» **Dataset records**:
=-=-=-=-=
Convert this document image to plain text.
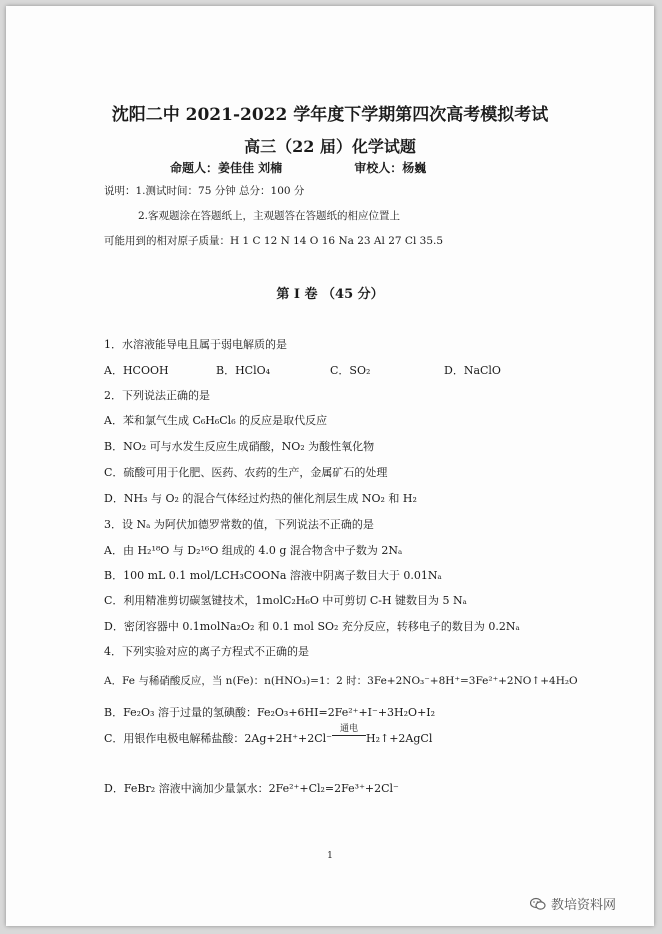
沈阳二中 2021-2022 学年度下学期第四次高考模拟考试
高三（22 届）化学试题
命题人：姜佳佳 刘楠	审校人：杨巍
说明：1.测试时间：75 分钟 总分：100 分
2.客观题涂在答题纸上，主观题答在答题纸的相应位置上
可能用到的相对原子质量：H 1 C 12 N 14 O 16 Na 23 Al 27 Cl 35.5
第 I 卷 （45 分）
1．水溶液能导电且属于弱电解质的是
A．HCOOH	B．HClO₄	C．SO₂	D．NaClO
2．下列说法正确的是
A．苯和氯气生成 C₆H₆Cl₆ 的反应是取代反应
B．NO₂ 可与水发生反应生成硝酸，NO₂ 为酸性氧化物
C．硫酸可用于化肥、医药、农药的生产，金属矿石的处理
D．NH₃ 与 O₂ 的混合气体经过灼热的催化剂层生成 NO₂ 和 H₂
3．设 Nₐ 为阿伏加德罗常数的值，下列说法不正确的是
A．由 H₂¹⁸O 与 D₂¹⁶O 组成的 4.0 g 混合物含中子数为 2Nₐ
B．100 mL 0.1 mol/LCH₃COONa 溶液中阴离子数目大于 0.01Nₐ
C．利用精准剪切碳氢键技术，1molC₂H₆O 中可剪切 C-H 键数目为 5 Nₐ
D．密闭容器中 0.1molNa₂O₂ 和 0.1 mol SO₂ 充分反应，转移电子的数目为 0.2Nₐ
4．下列实验对应的离子方程式不正确的是
A．Fe 与稀硝酸反应，当 n(Fe)：n(HNO₃)=1：2 时：3Fe+2NO₃⁻+8H⁺=3Fe²⁺+2NO↑+4H₂O
B．Fe₂O₃ 溶于过量的氢碘酸：Fe₂O₃+6HI=2Fe²⁺+I⁻+3H₂O+I₂
C．用银作电极电解稀盐酸：2Ag+2H⁺+2Cl⁻
通电
H₂↑+2AgCl
D．FeBr₂ 溶液中滴加少量氯水：2Fe²⁺+Cl₂=2Fe³⁺+2Cl⁻
1
教培资料网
=-=-=-=-=
» **Task brief**:
All of the lines above should be printed exactly, minus the pictures.

» **Full output**:
Convert this document image to plain text.
沈阳二中 2021-2022 学年度下学期第四次高考模拟考试
高三（22 届）化学试题
命题人：姜佳佳 刘楠	审校人：杨巍
说明：1.测试时间：75 分钟 总分：100 分
2.客观题涂在答题纸上，主观题答在答题纸的相应位置上
可能用到的相对原子质量：H 1 C 12 N 14 O 16 Na 23 Al 27 Cl 35.5
第 I 卷 （45 分）
1．水溶液能导电且属于弱电解质的是
A．HCOOH	B．HClO₄	C．SO₂	D．NaClO
2．下列说法正确的是
A．苯和氯气生成 C₆H₆Cl₆ 的反应是取代反应
B．NO₂ 可与水发生反应生成硝酸，NO₂ 为酸性氧化物
C．硫酸可用于化肥、医药、农药的生产，金属矿石的处理
D．NH₃ 与 O₂ 的混合气体经过灼热的催化剂层生成 NO₂ 和 H₂
3．设 Nₐ 为阿伏加德罗常数的值，下列说法不正确的是
A．由 H₂¹⁸O 与 D₂¹⁶O 组成的 4.0 g 混合物含中子数为 2Nₐ
B．100 mL 0.1 mol/LCH₃COONa 溶液中阴离子数目大于 0.01Nₐ
C．利用精准剪切碳氢键技术，1molC₂H₆O 中可剪切 C-H 键数目为 5 Nₐ
D．密闭容器中 0.1molNa₂O₂ 和 0.1 mol SO₂ 充分反应，转移电子的数目为 0.2Nₐ
4．下列实验对应的离子方程式不正确的是
A．Fe 与稀硝酸反应，当 n(Fe)：n(HNO₃)=1：2 时：3Fe+2NO₃⁻+8H⁺=3Fe²⁺+2NO↑+4H₂O
B．Fe₂O₃ 溶于过量的氢碘酸：Fe₂O₃+6HI=2Fe²⁺+I⁻+3H₂O+I₂
C．用银作电极电解稀盐酸：2Ag+2H⁺+2Cl⁻
通电
H₂↑+2AgCl
D．FeBr₂ 溶液中滴加少量氯水：2Fe²⁺+Cl₂=2Fe³⁺+2Cl⁻
1
教培资料网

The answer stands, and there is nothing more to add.